READING TEXT -
Pepper then began his search. Colonel Owen, who was lodging at the Grayhound Inn, leaped over a wall in his bed-gown and escaped into Magdalen College, where he was concealed; but ten or twelve of the other marked persons were taken, and the revolutionary aspirations of Oxford were effectually checked.

The Catholics in the north of England were more hardy and far more difficult to deal with. The Mr. Forster, junior, who had escaped from the warrant, began the movement in Northumberland, his native county; and he was soon joined by the young and gallant Earl of Derwentwater, who was descended from an illegitimate daughter of Charles II., and who had been also marked out

VOL. IV.

Records from a data collection -
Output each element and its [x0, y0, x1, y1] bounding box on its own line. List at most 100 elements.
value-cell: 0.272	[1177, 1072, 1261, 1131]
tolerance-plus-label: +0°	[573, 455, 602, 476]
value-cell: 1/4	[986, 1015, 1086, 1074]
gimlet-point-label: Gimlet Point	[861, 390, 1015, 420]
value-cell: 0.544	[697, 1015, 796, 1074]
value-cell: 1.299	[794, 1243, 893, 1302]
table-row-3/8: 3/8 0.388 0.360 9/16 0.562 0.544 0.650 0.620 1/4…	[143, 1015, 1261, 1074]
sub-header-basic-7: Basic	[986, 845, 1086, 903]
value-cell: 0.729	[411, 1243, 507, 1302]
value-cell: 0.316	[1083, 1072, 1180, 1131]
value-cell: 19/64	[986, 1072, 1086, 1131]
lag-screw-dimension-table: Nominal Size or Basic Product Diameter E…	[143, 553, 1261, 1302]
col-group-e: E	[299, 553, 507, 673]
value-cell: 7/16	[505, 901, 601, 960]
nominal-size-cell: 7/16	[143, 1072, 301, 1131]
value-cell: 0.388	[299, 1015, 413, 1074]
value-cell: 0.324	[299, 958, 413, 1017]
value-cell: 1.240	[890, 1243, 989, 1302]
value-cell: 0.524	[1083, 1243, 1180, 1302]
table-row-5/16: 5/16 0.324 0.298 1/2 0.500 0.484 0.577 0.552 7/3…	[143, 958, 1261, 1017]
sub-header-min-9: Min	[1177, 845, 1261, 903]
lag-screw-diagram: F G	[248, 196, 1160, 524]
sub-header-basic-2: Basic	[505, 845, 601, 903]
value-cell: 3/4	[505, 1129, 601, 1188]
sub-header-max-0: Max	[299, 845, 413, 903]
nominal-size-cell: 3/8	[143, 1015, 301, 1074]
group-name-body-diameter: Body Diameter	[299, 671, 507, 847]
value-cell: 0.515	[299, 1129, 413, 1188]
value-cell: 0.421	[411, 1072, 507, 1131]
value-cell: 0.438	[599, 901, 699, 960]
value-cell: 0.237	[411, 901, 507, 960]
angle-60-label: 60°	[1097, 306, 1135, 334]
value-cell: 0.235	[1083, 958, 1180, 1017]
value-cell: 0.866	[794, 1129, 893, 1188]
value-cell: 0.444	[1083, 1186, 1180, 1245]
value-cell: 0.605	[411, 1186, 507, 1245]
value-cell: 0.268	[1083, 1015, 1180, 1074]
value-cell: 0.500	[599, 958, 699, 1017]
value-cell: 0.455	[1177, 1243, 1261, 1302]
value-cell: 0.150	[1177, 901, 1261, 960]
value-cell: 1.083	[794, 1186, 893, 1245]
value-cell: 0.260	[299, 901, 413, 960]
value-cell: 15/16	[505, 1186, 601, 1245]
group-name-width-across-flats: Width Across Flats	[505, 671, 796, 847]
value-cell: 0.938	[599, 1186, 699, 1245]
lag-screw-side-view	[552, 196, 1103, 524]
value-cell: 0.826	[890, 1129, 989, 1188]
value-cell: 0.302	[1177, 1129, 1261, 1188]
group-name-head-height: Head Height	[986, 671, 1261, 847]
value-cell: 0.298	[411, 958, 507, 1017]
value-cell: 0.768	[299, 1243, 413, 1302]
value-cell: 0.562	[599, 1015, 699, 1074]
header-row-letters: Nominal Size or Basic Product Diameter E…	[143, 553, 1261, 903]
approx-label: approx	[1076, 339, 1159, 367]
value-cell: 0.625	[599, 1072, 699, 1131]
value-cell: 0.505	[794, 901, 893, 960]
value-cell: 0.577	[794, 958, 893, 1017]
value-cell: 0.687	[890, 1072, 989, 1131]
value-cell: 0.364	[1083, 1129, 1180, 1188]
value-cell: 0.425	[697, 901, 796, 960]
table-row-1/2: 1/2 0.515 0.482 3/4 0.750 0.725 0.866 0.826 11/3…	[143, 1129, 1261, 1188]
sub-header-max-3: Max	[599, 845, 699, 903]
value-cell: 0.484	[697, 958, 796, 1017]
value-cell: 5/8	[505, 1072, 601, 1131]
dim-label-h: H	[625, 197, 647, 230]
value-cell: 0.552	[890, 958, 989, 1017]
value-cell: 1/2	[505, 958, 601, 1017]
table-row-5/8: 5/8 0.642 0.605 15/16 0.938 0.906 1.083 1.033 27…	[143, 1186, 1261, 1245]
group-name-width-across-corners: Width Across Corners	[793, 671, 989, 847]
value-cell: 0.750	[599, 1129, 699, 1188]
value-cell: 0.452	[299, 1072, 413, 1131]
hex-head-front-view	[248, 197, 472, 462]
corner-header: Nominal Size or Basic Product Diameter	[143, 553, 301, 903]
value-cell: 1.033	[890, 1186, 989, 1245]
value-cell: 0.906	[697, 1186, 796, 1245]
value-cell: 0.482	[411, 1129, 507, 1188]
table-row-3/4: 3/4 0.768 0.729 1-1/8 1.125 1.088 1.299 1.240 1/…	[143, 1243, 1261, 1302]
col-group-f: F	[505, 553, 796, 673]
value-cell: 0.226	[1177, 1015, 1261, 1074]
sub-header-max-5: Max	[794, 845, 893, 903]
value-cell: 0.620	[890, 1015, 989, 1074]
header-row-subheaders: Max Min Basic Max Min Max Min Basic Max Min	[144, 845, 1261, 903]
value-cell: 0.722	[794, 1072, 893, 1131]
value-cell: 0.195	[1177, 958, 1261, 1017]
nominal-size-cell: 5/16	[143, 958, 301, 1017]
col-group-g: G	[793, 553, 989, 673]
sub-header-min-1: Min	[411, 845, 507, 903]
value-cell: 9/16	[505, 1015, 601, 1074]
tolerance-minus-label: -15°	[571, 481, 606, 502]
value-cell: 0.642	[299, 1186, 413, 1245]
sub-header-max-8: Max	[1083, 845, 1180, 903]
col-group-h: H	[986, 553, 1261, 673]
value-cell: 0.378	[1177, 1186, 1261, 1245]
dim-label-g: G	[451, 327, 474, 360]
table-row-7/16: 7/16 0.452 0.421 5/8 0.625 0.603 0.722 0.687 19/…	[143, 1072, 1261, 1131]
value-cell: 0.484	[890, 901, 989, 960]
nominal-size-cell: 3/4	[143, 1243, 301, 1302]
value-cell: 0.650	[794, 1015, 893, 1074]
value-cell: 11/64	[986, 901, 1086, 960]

JOBS -
1. Render this sentence from the history excerpt in French: "The Catholics in the north of England were more hardy and far more difficult to deal with."
2. Condense the paragraph of the history excerpt that begins "Pepper then began his search" into one or two shorter sentences, keeping its main facts.
3. Reproduce the history excerpt word for word from "Pepper then began" to "were effectually checked.".
Rely on the history excerpt alone.

RESPONSE LIST -
1. Les catholiques du nord de l'Angleterre étaient plus endurcis et bien plus difficiles à maîtriser.

2. Pepper began his search. Colonel Owen escaped from the Grayhound Inn by leaping a wall in his bed-gown and hid in Magdalen College, but ten or twelve other marked persons were taken, which effectively checked Oxford's revolutionary aspirations.

3.
Pepper then began his search. Colonel Owen, who was lodging at the Grayhound Inn, leaped over a wall in his bed-gown and escaped into Magdalen College, where he was concealed; but ten or twelve of the other marked persons were taken, and the revolutionary aspirations of Oxford were effectually checked.